How to complete this task:
Look through the data below and report how many lines include "chart". Only the number should be given.

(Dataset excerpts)
*** Block opens ***
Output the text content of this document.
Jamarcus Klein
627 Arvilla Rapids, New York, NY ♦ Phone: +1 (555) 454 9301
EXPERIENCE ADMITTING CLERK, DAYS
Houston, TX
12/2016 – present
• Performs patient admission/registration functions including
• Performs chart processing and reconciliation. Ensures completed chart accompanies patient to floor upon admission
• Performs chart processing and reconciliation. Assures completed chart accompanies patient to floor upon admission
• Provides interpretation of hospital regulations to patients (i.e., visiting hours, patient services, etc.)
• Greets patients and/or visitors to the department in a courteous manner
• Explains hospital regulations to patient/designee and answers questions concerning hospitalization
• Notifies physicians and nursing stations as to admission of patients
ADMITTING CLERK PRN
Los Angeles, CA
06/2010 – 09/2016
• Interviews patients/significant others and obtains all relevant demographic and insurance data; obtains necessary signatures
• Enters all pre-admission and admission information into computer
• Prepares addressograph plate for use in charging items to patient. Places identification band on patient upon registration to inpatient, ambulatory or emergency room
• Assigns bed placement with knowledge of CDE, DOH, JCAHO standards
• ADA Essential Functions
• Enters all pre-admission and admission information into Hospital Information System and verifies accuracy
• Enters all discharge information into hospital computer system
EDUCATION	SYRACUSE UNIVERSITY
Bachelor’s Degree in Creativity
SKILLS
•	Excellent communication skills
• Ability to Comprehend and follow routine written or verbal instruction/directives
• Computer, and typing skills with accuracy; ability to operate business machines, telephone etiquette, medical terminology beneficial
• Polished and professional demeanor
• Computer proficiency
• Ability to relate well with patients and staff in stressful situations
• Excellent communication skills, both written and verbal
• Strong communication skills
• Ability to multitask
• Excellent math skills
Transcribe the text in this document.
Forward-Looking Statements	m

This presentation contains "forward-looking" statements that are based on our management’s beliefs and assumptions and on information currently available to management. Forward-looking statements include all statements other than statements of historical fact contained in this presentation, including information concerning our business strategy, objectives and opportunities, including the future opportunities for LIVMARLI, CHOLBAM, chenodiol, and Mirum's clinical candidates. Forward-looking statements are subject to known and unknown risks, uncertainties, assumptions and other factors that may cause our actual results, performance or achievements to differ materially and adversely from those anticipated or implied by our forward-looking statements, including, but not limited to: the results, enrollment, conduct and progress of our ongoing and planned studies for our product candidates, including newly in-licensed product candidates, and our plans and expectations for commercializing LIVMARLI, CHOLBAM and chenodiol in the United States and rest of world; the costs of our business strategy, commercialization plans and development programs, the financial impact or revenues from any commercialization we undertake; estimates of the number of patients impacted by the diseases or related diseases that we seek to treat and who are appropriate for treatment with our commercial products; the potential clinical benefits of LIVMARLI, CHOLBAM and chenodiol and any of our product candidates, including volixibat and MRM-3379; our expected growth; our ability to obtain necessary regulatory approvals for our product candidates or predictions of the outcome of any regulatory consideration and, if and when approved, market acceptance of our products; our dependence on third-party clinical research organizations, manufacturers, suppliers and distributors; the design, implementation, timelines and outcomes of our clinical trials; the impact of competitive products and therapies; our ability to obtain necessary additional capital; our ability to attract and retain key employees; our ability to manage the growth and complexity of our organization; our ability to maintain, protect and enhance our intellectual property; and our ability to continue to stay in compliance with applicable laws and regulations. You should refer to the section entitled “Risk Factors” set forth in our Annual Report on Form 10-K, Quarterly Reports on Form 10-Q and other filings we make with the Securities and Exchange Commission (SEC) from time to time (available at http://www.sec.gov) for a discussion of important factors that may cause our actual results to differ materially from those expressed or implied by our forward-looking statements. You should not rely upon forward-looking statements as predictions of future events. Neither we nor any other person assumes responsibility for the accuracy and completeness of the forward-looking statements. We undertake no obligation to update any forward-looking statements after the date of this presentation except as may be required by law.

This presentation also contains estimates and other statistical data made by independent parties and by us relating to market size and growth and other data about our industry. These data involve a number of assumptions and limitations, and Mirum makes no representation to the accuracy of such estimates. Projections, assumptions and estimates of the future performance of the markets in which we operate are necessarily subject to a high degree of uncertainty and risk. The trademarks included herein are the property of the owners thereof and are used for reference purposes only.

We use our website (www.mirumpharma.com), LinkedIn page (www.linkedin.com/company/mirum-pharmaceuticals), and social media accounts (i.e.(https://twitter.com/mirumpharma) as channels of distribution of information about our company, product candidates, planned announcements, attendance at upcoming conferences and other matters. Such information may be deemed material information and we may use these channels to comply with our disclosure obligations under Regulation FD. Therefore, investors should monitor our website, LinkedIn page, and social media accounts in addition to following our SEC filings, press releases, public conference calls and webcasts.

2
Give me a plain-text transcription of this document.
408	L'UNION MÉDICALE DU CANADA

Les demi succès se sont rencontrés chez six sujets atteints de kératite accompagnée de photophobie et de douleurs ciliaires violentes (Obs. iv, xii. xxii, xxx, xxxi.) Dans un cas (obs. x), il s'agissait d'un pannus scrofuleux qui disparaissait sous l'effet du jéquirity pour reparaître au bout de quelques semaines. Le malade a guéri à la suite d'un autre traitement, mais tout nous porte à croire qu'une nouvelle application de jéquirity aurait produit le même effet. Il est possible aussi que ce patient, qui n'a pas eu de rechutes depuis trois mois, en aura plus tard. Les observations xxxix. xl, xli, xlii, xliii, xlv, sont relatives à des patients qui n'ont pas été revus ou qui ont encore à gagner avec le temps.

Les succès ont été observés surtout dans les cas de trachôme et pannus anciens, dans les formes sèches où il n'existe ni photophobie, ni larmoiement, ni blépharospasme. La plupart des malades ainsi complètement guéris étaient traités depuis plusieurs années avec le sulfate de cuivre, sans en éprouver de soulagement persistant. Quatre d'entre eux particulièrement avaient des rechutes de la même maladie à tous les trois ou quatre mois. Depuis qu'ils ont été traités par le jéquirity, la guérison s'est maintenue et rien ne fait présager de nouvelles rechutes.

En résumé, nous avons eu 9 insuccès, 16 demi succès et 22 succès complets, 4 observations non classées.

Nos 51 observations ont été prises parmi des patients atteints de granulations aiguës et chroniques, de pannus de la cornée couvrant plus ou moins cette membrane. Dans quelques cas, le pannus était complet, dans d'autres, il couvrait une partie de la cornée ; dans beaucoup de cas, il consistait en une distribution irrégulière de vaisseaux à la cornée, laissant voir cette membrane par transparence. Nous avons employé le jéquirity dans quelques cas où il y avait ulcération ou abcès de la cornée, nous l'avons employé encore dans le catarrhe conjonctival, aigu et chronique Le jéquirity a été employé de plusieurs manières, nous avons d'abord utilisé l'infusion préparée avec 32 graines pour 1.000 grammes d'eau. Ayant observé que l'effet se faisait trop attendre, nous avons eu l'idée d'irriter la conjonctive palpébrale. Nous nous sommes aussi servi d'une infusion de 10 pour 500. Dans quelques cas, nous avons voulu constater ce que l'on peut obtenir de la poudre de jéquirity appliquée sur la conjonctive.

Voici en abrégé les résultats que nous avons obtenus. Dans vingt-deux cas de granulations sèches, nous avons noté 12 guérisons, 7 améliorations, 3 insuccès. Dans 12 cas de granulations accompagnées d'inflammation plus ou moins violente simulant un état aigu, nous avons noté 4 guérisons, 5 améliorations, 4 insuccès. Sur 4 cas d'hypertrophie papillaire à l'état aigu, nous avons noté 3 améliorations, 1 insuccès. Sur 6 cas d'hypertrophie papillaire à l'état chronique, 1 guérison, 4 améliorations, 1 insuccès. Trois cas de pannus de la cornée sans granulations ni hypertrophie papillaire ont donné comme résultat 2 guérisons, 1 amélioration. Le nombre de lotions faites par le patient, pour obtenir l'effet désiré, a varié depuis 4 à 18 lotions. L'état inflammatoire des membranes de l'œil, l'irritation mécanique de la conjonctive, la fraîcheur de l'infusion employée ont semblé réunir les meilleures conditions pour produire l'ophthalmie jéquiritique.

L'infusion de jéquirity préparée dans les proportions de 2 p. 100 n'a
*** Block closes ***
Task response:
2